▶ **Rows**:
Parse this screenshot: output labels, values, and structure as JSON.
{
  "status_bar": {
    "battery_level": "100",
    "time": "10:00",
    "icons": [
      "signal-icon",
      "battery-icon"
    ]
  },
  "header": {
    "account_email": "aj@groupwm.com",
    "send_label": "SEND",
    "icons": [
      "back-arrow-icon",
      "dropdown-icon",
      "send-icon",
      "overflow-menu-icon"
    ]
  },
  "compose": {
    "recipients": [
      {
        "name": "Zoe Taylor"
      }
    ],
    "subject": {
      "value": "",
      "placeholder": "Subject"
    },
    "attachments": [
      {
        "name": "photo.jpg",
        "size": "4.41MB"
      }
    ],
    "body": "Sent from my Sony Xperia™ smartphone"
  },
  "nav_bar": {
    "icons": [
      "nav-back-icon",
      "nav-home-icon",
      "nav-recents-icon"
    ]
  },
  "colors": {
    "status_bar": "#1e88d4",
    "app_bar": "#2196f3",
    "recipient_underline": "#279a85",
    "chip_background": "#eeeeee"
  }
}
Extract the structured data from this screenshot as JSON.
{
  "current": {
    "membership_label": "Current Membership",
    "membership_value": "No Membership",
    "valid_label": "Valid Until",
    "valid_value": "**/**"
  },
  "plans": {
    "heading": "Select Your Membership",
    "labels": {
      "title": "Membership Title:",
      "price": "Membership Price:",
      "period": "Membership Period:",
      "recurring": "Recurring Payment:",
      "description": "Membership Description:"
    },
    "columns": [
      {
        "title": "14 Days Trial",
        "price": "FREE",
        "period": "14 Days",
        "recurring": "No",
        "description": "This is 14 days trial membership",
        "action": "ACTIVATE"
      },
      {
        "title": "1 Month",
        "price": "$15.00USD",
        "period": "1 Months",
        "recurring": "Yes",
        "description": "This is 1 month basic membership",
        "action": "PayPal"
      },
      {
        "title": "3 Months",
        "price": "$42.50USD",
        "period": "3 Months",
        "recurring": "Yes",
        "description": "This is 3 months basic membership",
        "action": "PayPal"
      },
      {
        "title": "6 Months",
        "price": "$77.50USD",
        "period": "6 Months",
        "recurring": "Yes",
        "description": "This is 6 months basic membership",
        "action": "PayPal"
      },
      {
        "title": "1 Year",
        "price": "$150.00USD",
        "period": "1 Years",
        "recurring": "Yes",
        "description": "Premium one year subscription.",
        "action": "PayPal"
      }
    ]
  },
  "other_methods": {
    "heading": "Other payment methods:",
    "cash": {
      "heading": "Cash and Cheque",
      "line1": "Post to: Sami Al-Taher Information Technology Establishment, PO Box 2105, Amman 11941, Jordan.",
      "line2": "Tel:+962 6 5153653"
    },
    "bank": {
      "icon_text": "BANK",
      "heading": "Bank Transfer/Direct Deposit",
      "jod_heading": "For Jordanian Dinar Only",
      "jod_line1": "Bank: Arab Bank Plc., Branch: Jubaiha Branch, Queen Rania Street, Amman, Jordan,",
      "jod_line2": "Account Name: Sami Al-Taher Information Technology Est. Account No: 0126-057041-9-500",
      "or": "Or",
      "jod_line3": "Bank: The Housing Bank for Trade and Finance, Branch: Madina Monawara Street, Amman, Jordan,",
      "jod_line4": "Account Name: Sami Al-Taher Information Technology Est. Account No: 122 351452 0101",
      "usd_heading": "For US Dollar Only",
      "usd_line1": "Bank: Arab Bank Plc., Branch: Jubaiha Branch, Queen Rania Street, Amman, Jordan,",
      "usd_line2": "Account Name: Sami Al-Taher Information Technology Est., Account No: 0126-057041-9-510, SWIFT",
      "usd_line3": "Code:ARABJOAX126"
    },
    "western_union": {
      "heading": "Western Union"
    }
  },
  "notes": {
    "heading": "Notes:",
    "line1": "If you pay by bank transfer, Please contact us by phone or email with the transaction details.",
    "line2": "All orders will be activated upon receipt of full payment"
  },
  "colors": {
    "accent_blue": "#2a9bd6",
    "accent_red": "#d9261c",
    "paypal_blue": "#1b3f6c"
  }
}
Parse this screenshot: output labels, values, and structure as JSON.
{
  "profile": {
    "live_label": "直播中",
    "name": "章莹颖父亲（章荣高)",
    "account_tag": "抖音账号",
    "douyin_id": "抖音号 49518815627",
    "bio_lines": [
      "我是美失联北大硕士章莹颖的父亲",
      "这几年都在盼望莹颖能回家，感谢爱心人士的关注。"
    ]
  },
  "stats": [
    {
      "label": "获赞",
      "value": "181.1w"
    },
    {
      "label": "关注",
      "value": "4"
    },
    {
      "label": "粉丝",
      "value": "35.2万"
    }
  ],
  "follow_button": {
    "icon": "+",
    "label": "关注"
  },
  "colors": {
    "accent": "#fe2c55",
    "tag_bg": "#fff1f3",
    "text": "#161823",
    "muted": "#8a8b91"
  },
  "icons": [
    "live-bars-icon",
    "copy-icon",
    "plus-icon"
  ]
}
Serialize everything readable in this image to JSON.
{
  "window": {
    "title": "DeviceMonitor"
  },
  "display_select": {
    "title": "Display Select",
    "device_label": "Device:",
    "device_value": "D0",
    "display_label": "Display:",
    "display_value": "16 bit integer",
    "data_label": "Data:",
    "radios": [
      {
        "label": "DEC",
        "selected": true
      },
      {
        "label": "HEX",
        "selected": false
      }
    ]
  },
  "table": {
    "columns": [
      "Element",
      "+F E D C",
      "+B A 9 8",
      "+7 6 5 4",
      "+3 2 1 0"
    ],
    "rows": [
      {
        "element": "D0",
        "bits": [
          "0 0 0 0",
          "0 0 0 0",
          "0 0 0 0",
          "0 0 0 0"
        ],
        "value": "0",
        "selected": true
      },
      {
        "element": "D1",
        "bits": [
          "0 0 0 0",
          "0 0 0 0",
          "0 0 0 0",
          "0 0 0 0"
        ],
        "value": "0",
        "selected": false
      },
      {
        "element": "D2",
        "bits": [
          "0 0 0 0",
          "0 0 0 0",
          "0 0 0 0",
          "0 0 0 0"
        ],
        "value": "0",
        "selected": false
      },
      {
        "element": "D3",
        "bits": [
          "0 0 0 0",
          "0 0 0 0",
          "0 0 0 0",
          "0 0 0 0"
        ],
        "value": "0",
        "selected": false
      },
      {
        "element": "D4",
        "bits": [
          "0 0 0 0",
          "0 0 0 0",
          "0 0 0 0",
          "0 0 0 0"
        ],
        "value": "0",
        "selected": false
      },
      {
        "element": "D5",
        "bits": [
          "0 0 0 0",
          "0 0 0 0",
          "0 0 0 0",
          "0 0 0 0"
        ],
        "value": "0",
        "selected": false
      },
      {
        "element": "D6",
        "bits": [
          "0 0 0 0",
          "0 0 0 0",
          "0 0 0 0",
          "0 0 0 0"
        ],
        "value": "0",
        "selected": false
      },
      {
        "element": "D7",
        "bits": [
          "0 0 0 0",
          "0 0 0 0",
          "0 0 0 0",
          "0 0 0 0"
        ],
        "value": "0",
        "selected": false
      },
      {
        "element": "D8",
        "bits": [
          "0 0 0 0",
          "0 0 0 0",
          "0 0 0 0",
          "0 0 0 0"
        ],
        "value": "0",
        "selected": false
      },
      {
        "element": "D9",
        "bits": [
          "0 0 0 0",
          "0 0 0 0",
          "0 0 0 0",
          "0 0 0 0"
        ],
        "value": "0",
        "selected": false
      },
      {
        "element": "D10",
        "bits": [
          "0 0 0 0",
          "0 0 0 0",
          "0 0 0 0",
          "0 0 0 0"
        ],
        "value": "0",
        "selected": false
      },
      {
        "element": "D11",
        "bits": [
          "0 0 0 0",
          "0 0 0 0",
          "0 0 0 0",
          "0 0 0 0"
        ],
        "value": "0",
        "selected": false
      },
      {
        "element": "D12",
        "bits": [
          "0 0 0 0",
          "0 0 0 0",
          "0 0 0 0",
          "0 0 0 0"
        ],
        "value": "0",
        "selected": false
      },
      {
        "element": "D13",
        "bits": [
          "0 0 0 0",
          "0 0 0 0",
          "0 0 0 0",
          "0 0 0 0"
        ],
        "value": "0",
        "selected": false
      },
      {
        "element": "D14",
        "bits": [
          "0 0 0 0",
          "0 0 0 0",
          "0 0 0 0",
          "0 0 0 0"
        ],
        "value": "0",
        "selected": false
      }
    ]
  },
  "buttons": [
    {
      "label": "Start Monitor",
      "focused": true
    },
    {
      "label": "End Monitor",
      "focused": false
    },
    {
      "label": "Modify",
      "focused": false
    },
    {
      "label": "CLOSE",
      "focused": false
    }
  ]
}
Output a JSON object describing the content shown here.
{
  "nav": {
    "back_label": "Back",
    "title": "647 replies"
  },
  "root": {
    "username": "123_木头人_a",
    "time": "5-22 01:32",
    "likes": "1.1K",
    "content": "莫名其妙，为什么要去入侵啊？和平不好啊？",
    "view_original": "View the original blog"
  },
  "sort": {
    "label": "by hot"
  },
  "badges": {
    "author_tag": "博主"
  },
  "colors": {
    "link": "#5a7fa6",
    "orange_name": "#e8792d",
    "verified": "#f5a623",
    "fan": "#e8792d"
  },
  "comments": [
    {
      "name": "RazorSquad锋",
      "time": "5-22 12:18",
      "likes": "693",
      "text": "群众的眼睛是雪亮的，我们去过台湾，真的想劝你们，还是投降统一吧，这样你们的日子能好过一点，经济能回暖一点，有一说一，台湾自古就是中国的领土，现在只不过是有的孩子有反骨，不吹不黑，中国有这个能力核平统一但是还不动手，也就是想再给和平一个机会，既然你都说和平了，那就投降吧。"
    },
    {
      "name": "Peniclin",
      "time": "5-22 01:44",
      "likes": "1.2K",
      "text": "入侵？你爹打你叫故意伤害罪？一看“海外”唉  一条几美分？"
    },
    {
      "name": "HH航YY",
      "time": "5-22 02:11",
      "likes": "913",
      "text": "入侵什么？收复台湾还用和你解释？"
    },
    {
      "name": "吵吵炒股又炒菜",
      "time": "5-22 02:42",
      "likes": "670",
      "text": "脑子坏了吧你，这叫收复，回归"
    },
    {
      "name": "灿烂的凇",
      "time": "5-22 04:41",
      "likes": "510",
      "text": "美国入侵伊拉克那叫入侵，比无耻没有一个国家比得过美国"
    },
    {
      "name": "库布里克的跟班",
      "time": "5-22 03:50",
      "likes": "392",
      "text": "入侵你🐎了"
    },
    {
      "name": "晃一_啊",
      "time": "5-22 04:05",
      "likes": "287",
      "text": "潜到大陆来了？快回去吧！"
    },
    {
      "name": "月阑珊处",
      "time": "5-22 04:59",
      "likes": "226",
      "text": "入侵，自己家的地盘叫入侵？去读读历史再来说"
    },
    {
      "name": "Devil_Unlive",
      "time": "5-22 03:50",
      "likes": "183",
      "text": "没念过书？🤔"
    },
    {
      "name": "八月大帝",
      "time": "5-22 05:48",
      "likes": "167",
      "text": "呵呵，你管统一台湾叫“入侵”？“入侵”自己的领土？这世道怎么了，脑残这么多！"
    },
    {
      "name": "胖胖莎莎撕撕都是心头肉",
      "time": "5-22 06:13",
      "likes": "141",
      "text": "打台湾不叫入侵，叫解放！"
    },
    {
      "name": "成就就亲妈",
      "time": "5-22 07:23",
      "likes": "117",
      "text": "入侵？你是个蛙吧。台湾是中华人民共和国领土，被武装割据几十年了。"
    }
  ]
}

▶ **Task instructions**: Copy out all lines that carry the word "Amman".

▶ **In response**:
      "line1": "Post to: Sami Al-Taher Information Technology Establishment, PO Box 2105, Amman 11941, Jordan.",
      "jod_line1": "Bank: Arab Bank Plc., Branch: Jubaiha Branch, Queen Rania Street, Amman, Jordan,",
      "jod_line3": "Bank: The Housing Bank for Trade and Finance, Branch: Madina Monawara Street, Amman, Jordan,",
      "usd_line1": "Bank: Arab Bank Plc., Branch: Jubaiha Branch, Queen Rania Street, Amman, Jordan,",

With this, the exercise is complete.